→ Written exercise: Scan the entries below and report only how many lines contain "Coding".

(Data listing)
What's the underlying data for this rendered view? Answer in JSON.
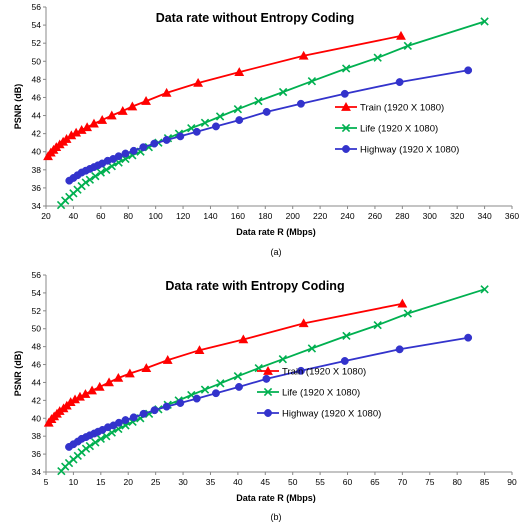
{
  "chart_data": [
    {
      "type": "line",
      "panel_label": "(a)",
      "title": "Data rate without Entropy Coding",
      "xlabel": "Data rate R (Mbps)",
      "ylabel": "PSNR (dB)",
      "xlim": [
        20,
        360
      ],
      "ylim": [
        34,
        56
      ],
      "xticks": [
        20,
        40,
        60,
        80,
        100,
        120,
        140,
        160,
        180,
        200,
        220,
        240,
        260,
        280,
        300,
        320,
        340,
        360
      ],
      "yticks": [
        34,
        36,
        38,
        40,
        42,
        44,
        46,
        48,
        50,
        52,
        54,
        56
      ],
      "grid": false,
      "legend_position": "center-right",
      "series": [
        {
          "name": "Train (1920 X 1080)",
          "color": "#ff0000",
          "marker": "triangle",
          "x": [
            21.5,
            23.5,
            25.5,
            27.5,
            30,
            32.5,
            35,
            38.5,
            42,
            46,
            50,
            55,
            61,
            68,
            76,
            83,
            93,
            108,
            131,
            161,
            208,
            279
          ],
          "y": [
            39.5,
            39.9,
            40.2,
            40.5,
            40.8,
            41.1,
            41.4,
            41.8,
            42.1,
            42.4,
            42.7,
            43.1,
            43.5,
            44.0,
            44.5,
            45.0,
            45.6,
            46.5,
            47.6,
            48.8,
            50.6,
            52.8
          ]
        },
        {
          "name": "Life (1920 X 1080)",
          "color": "#00b050",
          "marker": "x",
          "x": [
            31,
            34,
            37,
            40,
            43,
            46,
            49,
            52,
            56,
            60,
            64,
            68,
            73,
            78,
            83,
            89,
            95,
            102,
            109,
            117,
            126,
            136,
            147,
            160,
            175,
            193,
            214,
            239,
            262,
            284,
            340
          ],
          "y": [
            34.1,
            34.6,
            35.0,
            35.4,
            35.8,
            36.2,
            36.6,
            36.9,
            37.3,
            37.7,
            38.0,
            38.4,
            38.8,
            39.2,
            39.6,
            40.0,
            40.5,
            41.0,
            41.5,
            42.0,
            42.6,
            43.2,
            43.9,
            44.7,
            45.6,
            46.6,
            47.8,
            49.2,
            50.4,
            51.7,
            54.4
          ]
        },
        {
          "name": "Highway (1920 X 1080)",
          "color": "#3333cc",
          "marker": "circle",
          "x": [
            37,
            40,
            43,
            46,
            49,
            52,
            55,
            58,
            61,
            65,
            69,
            73,
            78,
            84,
            91,
            99,
            108,
            118,
            130,
            144,
            161,
            181,
            206,
            238,
            278,
            328
          ],
          "y": [
            36.8,
            37.1,
            37.4,
            37.7,
            37.9,
            38.1,
            38.3,
            38.5,
            38.7,
            39.0,
            39.2,
            39.5,
            39.8,
            40.1,
            40.5,
            40.9,
            41.3,
            41.7,
            42.2,
            42.8,
            43.5,
            44.4,
            45.3,
            46.4,
            47.7,
            49.0
          ]
        }
      ]
    },
    {
      "type": "line",
      "panel_label": "(b)",
      "title": "Data rate with Entropy Coding",
      "xlabel": "Data rate R (Mbps)",
      "ylabel": "PSNR (dB)",
      "xlim": [
        5,
        90
      ],
      "ylim": [
        34,
        56
      ],
      "xticks": [
        5,
        10,
        15,
        20,
        25,
        30,
        35,
        40,
        45,
        50,
        55,
        60,
        65,
        70,
        75,
        80,
        85,
        90
      ],
      "yticks": [
        34,
        36,
        38,
        40,
        42,
        44,
        46,
        48,
        50,
        52,
        54,
        56
      ],
      "grid": false,
      "legend_position": "center-right",
      "series": [
        {
          "name": "Train (1920 X 1080)",
          "color": "#ff0000",
          "marker": "triangle",
          "x": [
            5.5,
            6.0,
            6.5,
            7.0,
            7.5,
            8.2,
            8.8,
            9.5,
            10.3,
            11.2,
            12.2,
            13.4,
            14.8,
            16.5,
            18.2,
            20.3,
            23.3,
            27.2,
            33,
            41,
            52,
            70
          ],
          "y": [
            39.5,
            39.9,
            40.2,
            40.5,
            40.8,
            41.1,
            41.4,
            41.8,
            42.1,
            42.4,
            42.7,
            43.1,
            43.5,
            44.0,
            44.5,
            45.0,
            45.6,
            46.5,
            47.6,
            48.8,
            50.6,
            52.8
          ]
        },
        {
          "name": "Life (1920 X 1080)",
          "color": "#00b050",
          "marker": "x",
          "x": [
            7.8,
            8.5,
            9.2,
            10.0,
            10.8,
            11.5,
            12.3,
            13.0,
            14.0,
            15.0,
            16.0,
            17.0,
            18.2,
            19.5,
            20.8,
            22.2,
            23.8,
            25.5,
            27.2,
            29.2,
            31.5,
            34,
            36.8,
            40,
            43.8,
            48.2,
            53.5,
            59.8,
            65.5,
            71,
            85
          ],
          "y": [
            34.1,
            34.6,
            35.0,
            35.4,
            35.8,
            36.2,
            36.6,
            36.9,
            37.3,
            37.7,
            38.0,
            38.4,
            38.8,
            39.2,
            39.6,
            40.0,
            40.5,
            41.0,
            41.5,
            42.0,
            42.6,
            43.2,
            43.9,
            44.7,
            45.6,
            46.6,
            47.8,
            49.2,
            50.4,
            51.7,
            54.4
          ]
        },
        {
          "name": "Highway (1920 X 1080)",
          "color": "#3333cc",
          "marker": "circle",
          "x": [
            9.2,
            10.0,
            10.8,
            11.5,
            12.3,
            13.0,
            13.8,
            14.5,
            15.3,
            16.3,
            17.3,
            18.3,
            19.5,
            21.0,
            22.8,
            24.8,
            27,
            29.5,
            32.5,
            36,
            40.2,
            45.2,
            51.5,
            59.5,
            69.5,
            82
          ],
          "y": [
            36.8,
            37.1,
            37.4,
            37.7,
            37.9,
            38.1,
            38.3,
            38.5,
            38.7,
            39.0,
            39.2,
            39.5,
            39.8,
            40.1,
            40.5,
            40.9,
            41.3,
            41.7,
            42.2,
            42.8,
            43.5,
            44.4,
            45.3,
            46.4,
            47.7,
            49.0
          ]
        }
      ]
    }
  ]
}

→ Problem solution: 2